··· Excerpted records ···
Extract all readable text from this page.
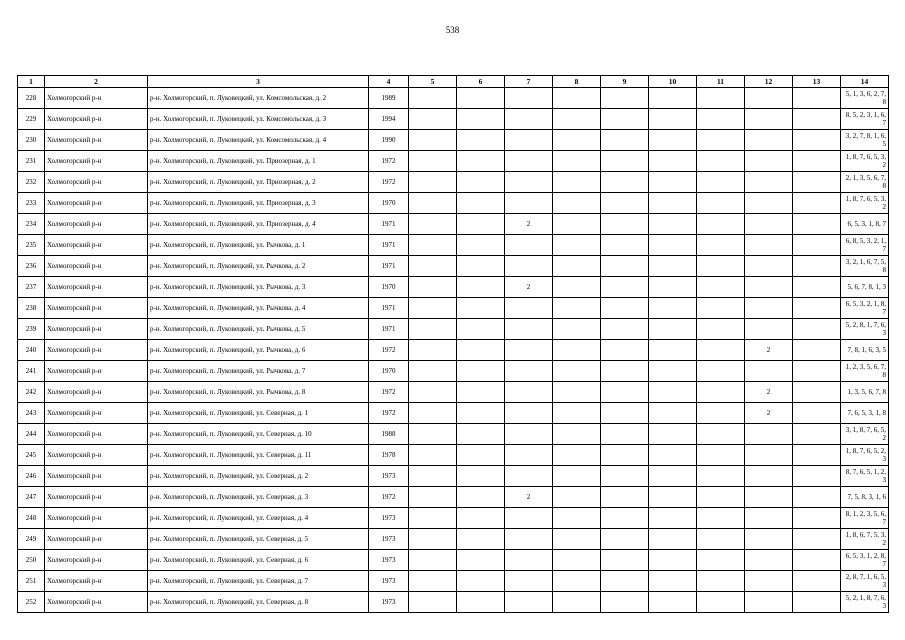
538
1	2	3	4	5	6	7	8	9	10	11	12	13	14
228	Холмогорский р-н	р-н. Холмогорский, п. Луковецкий, ул. Комсомольская, д. 2	1989										5, 1, 3, 6, 2, 7, 8
229	Холмогорский р-н	р-н. Холмогорский, п. Луковецкий, ул. Комсомольская, д. 3	1994										8, 5, 2, 3, 1, 6, 7
230	Холмогорский р-н	р-н. Холмогорский, п. Луковецкий, ул. Комсомольская, д. 4	1990										3, 2, 7, 8, 1, 6, 5
231	Холмогорский р-н	р-н. Холмогорский, п. Луковецкий, ул. Приозерная, д. 1	1972										1, 8, 7, 6, 5, 3, 2
232	Холмогорский р-н	р-н. Холмогорский, п. Луковецкий, ул. Приозерная, д. 2	1972										2, 1, 3, 5, 6, 7, 8
233	Холмогорский р-н	р-н. Холмогорский, п. Луковецкий, ул. Приозерная, д. 3	1970										1, 8, 7, 6, 5, 3, 2
234	Холмогорский р-н	р-н. Холмогорский, п. Луковецкий, ул. Приозерная, д. 4	1971			2							6, 5, 3, 1, 8, 7
235	Холмогорский р-н	р-н. Холмогорский, п. Луковецкий, ул. Рычкова, д. 1	1971										6, 8, 5, 3, 2, 1, 7
236	Холмогорский р-н	р-н. Холмогорский, п. Луковецкий, ул. Рычкова, д. 2	1971										3, 2, 1, 6, 7, 5, 8
237	Холмогорский р-н	р-н. Холмогорский, п. Луковецкий, ул. Рычкова, д. 3	1970			2							5, 6, 7, 8, 1, 3
238	Холмогорский р-н	р-н. Холмогорский, п. Луковецкий, ул. Рычкова, д. 4	1971										6, 5, 3, 2, 1, 8, 7
239	Холмогорский р-н	р-н. Холмогорский, п. Луковецкий, ул. Рычкова, д. 5	1971										5, 2, 8, 1, 7, 6, 3
240	Холмогорский р-н	р-н. Холмогорский, п. Луковецкий, ул. Рычкова, д. 6	1972								2		7, 8, 1, 6, 3, 5
241	Холмогорский р-н	р-н. Холмогорский, п. Луковецкий, ул. Рычкова, д. 7	1970										1, 2, 3, 5, 6, 7, 8
242	Холмогорский р-н	р-н. Холмогорский, п. Луковецкий, ул. Рычкова, д. 8	1972								2		1, 3, 5, 6, 7, 8
243	Холмогорский р-н	р-н. Холмогорский, п. Луковецкий, ул. Северная, д. 1	1972								2		7, 6, 5, 3, 1, 8
244	Холмогорский р-н	р-н. Холмогорский, п. Луковецкий, ул. Северная, д. 10	1988										3, 1, 8, 7, 6, 5, 2
245	Холмогорский р-н	р-н. Холмогорский, п. Луковецкий, ул. Северная, д. 11	1978										1, 8, 7, 6, 5, 2, 3
246	Холмогорский р-н	р-н. Холмогорский, п. Луковецкий, ул. Северная, д. 2	1973										8, 7, 6, 5, 1, 2, 3
247	Холмогорский р-н	р-н. Холмогорский, п. Луковецкий, ул. Северная, д. 3	1972			2							7, 5, 8, 3, 1, 6
248	Холмогорский р-н	р-н. Холмогорский, п. Луковецкий, ул. Северная, д. 4	1973										8, 1, 2, 3, 5, 6, 7
249	Холмогорский р-н	р-н. Холмогорский, п. Луковецкий, ул. Северная, д. 5	1973										1, 8, 6, 7, 5, 3, 2
250	Холмогорский р-н	р-н. Холмогорский, п. Луковецкий, ул. Северная, д. 6	1973										6, 5, 3, 1, 2, 8, 7
251	Холмогорский р-н	р-н. Холмогорский, п. Луковецкий, ул. Северная, д. 7	1973										2, 8, 7, 1, 6, 5, 3
252	Холмогорский р-н	р-н. Холмогорский, п. Луковецкий, ул. Северная, д. 8	1973										5, 2, 1, 8, 7, 6, 3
···
- _Problem to work on_
How many lines in the data contain the string "Приозерная"? Respond with the number only.

- _Full answer_
4